▼▼▼

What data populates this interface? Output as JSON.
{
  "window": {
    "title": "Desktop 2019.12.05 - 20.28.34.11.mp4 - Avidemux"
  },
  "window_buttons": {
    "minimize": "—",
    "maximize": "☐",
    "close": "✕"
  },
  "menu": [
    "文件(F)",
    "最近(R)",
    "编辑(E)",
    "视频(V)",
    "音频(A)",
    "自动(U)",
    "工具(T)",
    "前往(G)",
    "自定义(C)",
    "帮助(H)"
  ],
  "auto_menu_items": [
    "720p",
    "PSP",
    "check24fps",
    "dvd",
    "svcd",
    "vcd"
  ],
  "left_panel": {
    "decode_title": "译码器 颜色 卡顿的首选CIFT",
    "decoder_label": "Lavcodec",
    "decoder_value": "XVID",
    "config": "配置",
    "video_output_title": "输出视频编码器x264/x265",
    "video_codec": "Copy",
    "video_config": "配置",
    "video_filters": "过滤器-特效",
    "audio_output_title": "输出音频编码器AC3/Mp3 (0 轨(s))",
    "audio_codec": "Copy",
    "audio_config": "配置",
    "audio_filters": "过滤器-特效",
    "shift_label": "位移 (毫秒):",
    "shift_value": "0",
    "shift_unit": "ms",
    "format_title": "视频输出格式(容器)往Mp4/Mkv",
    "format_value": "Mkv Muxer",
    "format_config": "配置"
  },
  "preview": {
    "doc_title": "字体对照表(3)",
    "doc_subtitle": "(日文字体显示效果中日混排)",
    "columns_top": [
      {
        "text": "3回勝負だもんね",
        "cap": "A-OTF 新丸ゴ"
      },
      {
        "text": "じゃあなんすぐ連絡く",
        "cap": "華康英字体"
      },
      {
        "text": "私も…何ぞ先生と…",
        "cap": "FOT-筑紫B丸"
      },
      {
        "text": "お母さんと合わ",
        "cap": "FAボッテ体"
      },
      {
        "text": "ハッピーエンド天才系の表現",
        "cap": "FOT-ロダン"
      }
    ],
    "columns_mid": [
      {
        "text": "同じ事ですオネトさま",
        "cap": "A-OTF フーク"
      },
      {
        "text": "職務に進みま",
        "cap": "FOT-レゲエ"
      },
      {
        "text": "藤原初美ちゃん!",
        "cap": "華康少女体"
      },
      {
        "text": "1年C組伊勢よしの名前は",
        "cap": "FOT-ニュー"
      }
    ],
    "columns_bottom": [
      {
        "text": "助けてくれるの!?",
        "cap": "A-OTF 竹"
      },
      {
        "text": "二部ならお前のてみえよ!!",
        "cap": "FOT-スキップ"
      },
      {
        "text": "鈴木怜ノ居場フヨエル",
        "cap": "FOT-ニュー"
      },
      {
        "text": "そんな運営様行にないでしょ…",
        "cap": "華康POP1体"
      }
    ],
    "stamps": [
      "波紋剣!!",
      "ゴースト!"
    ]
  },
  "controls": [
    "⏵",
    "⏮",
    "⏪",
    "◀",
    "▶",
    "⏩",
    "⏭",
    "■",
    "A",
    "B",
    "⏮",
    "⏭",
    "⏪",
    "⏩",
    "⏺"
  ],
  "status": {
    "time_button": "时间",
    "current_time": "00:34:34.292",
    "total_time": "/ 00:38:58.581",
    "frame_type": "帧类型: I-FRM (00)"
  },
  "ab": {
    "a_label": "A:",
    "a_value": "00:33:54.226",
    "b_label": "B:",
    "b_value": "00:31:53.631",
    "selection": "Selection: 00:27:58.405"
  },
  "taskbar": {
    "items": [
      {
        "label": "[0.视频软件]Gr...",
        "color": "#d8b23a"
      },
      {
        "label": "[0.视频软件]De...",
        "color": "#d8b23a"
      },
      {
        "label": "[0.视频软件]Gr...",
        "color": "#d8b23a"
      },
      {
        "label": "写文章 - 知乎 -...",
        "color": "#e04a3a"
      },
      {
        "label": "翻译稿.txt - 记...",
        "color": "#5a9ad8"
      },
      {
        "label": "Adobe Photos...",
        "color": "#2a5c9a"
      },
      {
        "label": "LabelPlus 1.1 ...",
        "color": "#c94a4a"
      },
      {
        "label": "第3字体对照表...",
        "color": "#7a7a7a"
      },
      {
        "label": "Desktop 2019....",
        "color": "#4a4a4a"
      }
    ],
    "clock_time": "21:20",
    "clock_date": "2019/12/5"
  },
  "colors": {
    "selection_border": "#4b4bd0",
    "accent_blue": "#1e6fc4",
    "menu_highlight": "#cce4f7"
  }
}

▲▲▲

Copy the records above exactly as they appear.

• Reply:
What data populates this interface? Output as JSON.
{
  "window": {
    "title": "Desktop 2019.12.05 - 20.28.34.11.mp4 - Avidemux"
  },
  "window_buttons": {
    "minimize": "—",
    "maximize": "☐",
    "close": "✕"
  },
  "menu": [
    "文件(F)",
    "最近(R)",
    "编辑(E)",
    "视频(V)",
    "音频(A)",
    "自动(U)",
    "工具(T)",
    "前往(G)",
    "自定义(C)",
    "帮助(H)"
  ],
  "auto_menu_items": [
    "720p",
    "PSP",
    "check24fps",
    "dvd",
    "svcd",
    "vcd"
  ],
  "left_panel": {
    "decode_title": "译码器 颜色 卡顿的首选CIFT",
    "decoder_label": "Lavcodec",
    "decoder_value": "XVID",
    "config": "配置",
    "video_output_title": "输出视频编码器x264/x265",
    "video_codec": "Copy",
    "video_config": "配置",
    "video_filters": "过滤器-特效",
    "audio_output_title": "输出音频编码器AC3/Mp3 (0 轨(s))",
    "audio_codec": "Copy",
    "audio_config": "配置",
    "audio_filters": "过滤器-特效",
    "shift_label": "位移 (毫秒):",
    "shift_value": "0",
    "shift_unit": "ms",
    "format_title": "视频输出格式(容器)往Mp4/Mkv",
    "format_value": "Mkv Muxer",
    "format_config": "配置"
  },
  "preview": {
    "doc_title": "字体对照表(3)",
    "doc_subtitle": "(日文字体显示效果中日混排)",
    "columns_top": [
      {
        "text": "3回勝負だもんね",
        "cap": "A-OTF 新丸ゴ"
      },
      {
        "text": "じゃあなんすぐ連絡く",
        "cap": "華康英字体"
      },
      {
        "text": "私も…何ぞ先生と…",
        "cap": "FOT-筑紫B丸"
      },
      {
        "text": "お母さんと合わ",
        "cap": "FAボッテ体"
      },
      {
        "text": "ハッピーエンド天才系の表現",
        "cap": "FOT-ロダン"
      }
    ],
    "columns_mid": [
      {
        "text": "同じ事ですオネトさま",
        "cap": "A-OTF フーク"
      },
      {
        "text": "職務に進みま",
        "cap": "FOT-レゲエ"
      },
      {
        "text": "藤原初美ちゃん!",
        "cap": "華康少女体"
      },
      {
        "text": "1年C組伊勢よしの名前は",
        "cap": "FOT-ニュー"
      }
    ],
    "columns_bottom": [
      {
        "text": "助けてくれるの!?",
        "cap": "A-OTF 竹"
      },
      {
        "text": "二部ならお前のてみえよ!!",
        "cap": "FOT-スキップ"
      },
      {
        "text": "鈴木怜ノ居場フヨエル",
        "cap": "FOT-ニュー"
      },
      {
        "text": "そんな運営様行にないでしょ…",
        "cap": "華康POP1体"
      }
    ],
    "stamps": [
      "波紋剣!!",
      "ゴースト!"
    ]
  },
  "controls": [
    "⏵",
    "⏮",
    "⏪",
    "◀",
    "▶",
    "⏩",
    "⏭",
    "■",
    "A",
    "B",
    "⏮",
    "⏭",
    "⏪",
    "⏩",
    "⏺"
  ],
  "status": {
    "time_button": "时间",
    "current_time": "00:34:34.292",
    "total_time": "/ 00:38:58.581",
    "frame_type": "帧类型: I-FRM (00)"
  },
  "ab": {
    "a_label": "A:",
    "a_value": "00:33:54.226",
    "b_label": "B:",
    "b_value": "00:31:53.631",
    "selection": "Selection: 00:27:58.405"
  },
  "taskbar": {
    "items": [
      {
        "label": "[0.视频软件]Gr...",
        "color": "#d8b23a"
      },
      {
        "label": "[0.视频软件]De...",
        "color": "#d8b23a"
      },
      {
        "label": "[0.视频软件]Gr...",
        "color": "#d8b23a"
      },
      {
        "label": "写文章 - 知乎 -...",
        "color": "#e04a3a"
      },
      {
        "label": "翻译稿.txt - 记...",
        "color": "#5a9ad8"
      },
      {
        "label": "Adobe Photos...",
        "color": "#2a5c9a"
      },
      {
        "label": "LabelPlus 1.1 ...",
        "color": "#c94a4a"
      },
      {
        "label": "第3字体对照表...",
        "color": "#7a7a7a"
      },
      {
        "label": "Desktop 2019....",
        "color": "#4a4a4a"
      }
    ],
    "clock_time": "21:20",
    "clock_date": "2019/12/5"
  },
  "colors": {
    "selection_border": "#4b4bd0",
    "accent_blue": "#1e6fc4",
    "menu_highlight": "#cce4f7"
  }
}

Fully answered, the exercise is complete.